━━━━━ Recorded information ━━━━━

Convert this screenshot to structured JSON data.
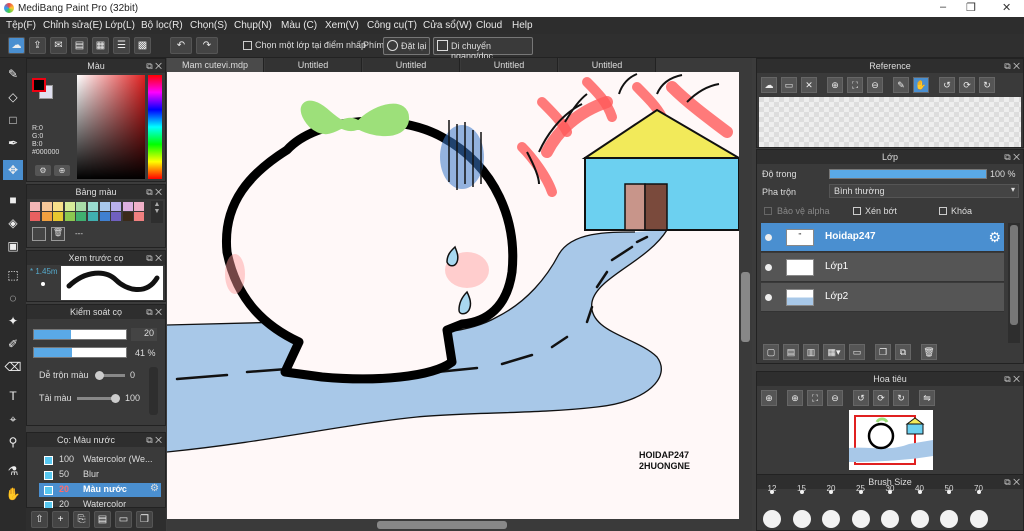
{
  "window": {
    "title": "MediBang Paint Pro (32bit)",
    "controls": [
      "–",
      "❐",
      "✕"
    ]
  },
  "menu": [
    "Tệp(F)",
    "Chỉnh sửa(E)",
    "Lớp(L)",
    "Bộ lọc(R)",
    "Chọn(S)",
    "Chụp(N)",
    "Màu (C)",
    "Xem(V)",
    "Công cụ(T)",
    "Cửa sổ(W)",
    "Cloud",
    "Help"
  ],
  "toolbar": {
    "checkbox_label": "Chọn một lớp tại điểm nhấp",
    "phim_label": "Phím",
    "reset_label": "Đặt lại",
    "flip_label": "Di chuyển ngang/dọc"
  },
  "color_panel": {
    "title": "Màu",
    "r": "R:0",
    "g": "G:0",
    "b": "B:0",
    "hex": "#000000"
  },
  "palette_panel": {
    "title": "Bảng màu",
    "menu_label": "---"
  },
  "brush_preview": {
    "title": "Xem trước cọ",
    "size": "* 1.45m"
  },
  "brush_control": {
    "title": "Kiểm soát cọ",
    "size_value": "20",
    "opacity_value": "41 %",
    "blend_label": "Dễ trộn màu",
    "blend_value": "0",
    "paint_label": "Tải màu",
    "paint_value": "100"
  },
  "brush_list": {
    "title": "Cọ: Màu nước",
    "items": [
      {
        "size": "100",
        "name": "Watercolor (We...",
        "color": "#58c8f0"
      },
      {
        "size": "50",
        "name": "Blur",
        "color": "#58c8f0"
      },
      {
        "size": "20",
        "name": "Màu nước",
        "color": "#58c8f0",
        "selected": true
      },
      {
        "size": "20",
        "name": "Watercolor",
        "color": "#58c8f0"
      }
    ]
  },
  "doc_tabs": [
    "Mam cutevi.mdp",
    "Untitled",
    "Untitled",
    "Untitled",
    "Untitled"
  ],
  "canvas": {
    "signature_line1": "HOIDAP247",
    "signature_line2": "2HUONGNE"
  },
  "reference": {
    "title": "Reference"
  },
  "layer_panel": {
    "title": "Lớp",
    "opacity_label": "Độ trong",
    "opacity_value": "100 %",
    "opacity_fraction": 1.0,
    "blend_label": "Pha trộn",
    "blend_value": "Bình thường",
    "protect_alpha": "Bảo vệ alpha",
    "clipping": "Xén bớt",
    "lock": "Khóa",
    "layers": [
      {
        "name": "Hoidap247",
        "selected": true
      },
      {
        "name": "Lớp1",
        "selected": false
      },
      {
        "name": "Lớp2",
        "selected": false
      }
    ]
  },
  "navigator": {
    "title": "Hoa tiêu"
  },
  "brush_size": {
    "title": "Brush Size",
    "sizes": [
      "12",
      "15",
      "20",
      "25",
      "30",
      "40",
      "50",
      "70"
    ]
  }
}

━━━━━

Write every record out again exactly; no pictures belong in the copy.

Convert this screenshot to structured JSON data.
{
  "window": {
    "title": "MediBang Paint Pro (32bit)",
    "controls": [
      "–",
      "❐",
      "✕"
    ]
  },
  "menu": [
    "Tệp(F)",
    "Chỉnh sửa(E)",
    "Lớp(L)",
    "Bộ lọc(R)",
    "Chọn(S)",
    "Chụp(N)",
    "Màu (C)",
    "Xem(V)",
    "Công cụ(T)",
    "Cửa sổ(W)",
    "Cloud",
    "Help"
  ],
  "toolbar": {
    "checkbox_label": "Chọn một lớp tại điểm nhấp",
    "phim_label": "Phím",
    "reset_label": "Đặt lại",
    "flip_label": "Di chuyển ngang/dọc"
  },
  "color_panel": {
    "title": "Màu",
    "r": "R:0",
    "g": "G:0",
    "b": "B:0",
    "hex": "#000000"
  },
  "palette_panel": {
    "title": "Bảng màu",
    "menu_label": "---"
  },
  "brush_preview": {
    "title": "Xem trước cọ",
    "size": "* 1.45m"
  },
  "brush_control": {
    "title": "Kiểm soát cọ",
    "size_value": "20",
    "opacity_value": "41 %",
    "blend_label": "Dễ trộn màu",
    "blend_value": "0",
    "paint_label": "Tải màu",
    "paint_value": "100"
  },
  "brush_list": {
    "title": "Cọ: Màu nước",
    "items": [
      {
        "size": "100",
        "name": "Watercolor (We...",
        "color": "#58c8f0"
      },
      {
        "size": "50",
        "name": "Blur",
        "color": "#58c8f0"
      },
      {
        "size": "20",
        "name": "Màu nước",
        "color": "#58c8f0",
        "selected": true
      },
      {
        "size": "20",
        "name": "Watercolor",
        "color": "#58c8f0"
      }
    ]
  },
  "doc_tabs": [
    "Mam cutevi.mdp",
    "Untitled",
    "Untitled",
    "Untitled",
    "Untitled"
  ],
  "canvas": {
    "signature_line1": "HOIDAP247",
    "signature_line2": "2HUONGNE"
  },
  "reference": {
    "title": "Reference"
  },
  "layer_panel": {
    "title": "Lớp",
    "opacity_label": "Độ trong",
    "opacity_value": "100 %",
    "opacity_fraction": 1.0,
    "blend_label": "Pha trộn",
    "blend_value": "Bình thường",
    "protect_alpha": "Bảo vệ alpha",
    "clipping": "Xén bớt",
    "lock": "Khóa",
    "layers": [
      {
        "name": "Hoidap247",
        "selected": true
      },
      {
        "name": "Lớp1",
        "selected": false
      },
      {
        "name": "Lớp2",
        "selected": false
      }
    ]
  },
  "navigator": {
    "title": "Hoa tiêu"
  },
  "brush_size": {
    "title": "Brush Size",
    "sizes": [
      "12",
      "15",
      "20",
      "25",
      "30",
      "40",
      "50",
      "70"
    ]
  }
}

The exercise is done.